## Direction
Below are entries. Pull out all lines containing "mixed".

+-------+

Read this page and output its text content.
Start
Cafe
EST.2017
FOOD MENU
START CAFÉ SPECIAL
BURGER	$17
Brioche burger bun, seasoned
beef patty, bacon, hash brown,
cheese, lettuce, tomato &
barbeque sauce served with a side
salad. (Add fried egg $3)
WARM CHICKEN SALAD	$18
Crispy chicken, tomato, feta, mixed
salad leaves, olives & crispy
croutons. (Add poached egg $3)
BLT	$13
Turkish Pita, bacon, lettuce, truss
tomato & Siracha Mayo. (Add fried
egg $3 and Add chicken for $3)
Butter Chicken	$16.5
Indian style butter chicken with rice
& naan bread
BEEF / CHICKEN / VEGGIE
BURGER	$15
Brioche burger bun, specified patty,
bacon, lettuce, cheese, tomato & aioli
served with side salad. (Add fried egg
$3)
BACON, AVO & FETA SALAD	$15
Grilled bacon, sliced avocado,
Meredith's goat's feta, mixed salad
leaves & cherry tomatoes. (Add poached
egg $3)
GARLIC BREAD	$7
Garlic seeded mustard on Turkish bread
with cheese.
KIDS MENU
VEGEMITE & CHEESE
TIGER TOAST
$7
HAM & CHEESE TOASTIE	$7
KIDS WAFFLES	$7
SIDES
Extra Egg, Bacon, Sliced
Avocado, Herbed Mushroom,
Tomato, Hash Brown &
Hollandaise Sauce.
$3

+-------+

## Written solution
Crispy chicken, tomato, feta, mixed
Meredith's goat's feta, mixed salad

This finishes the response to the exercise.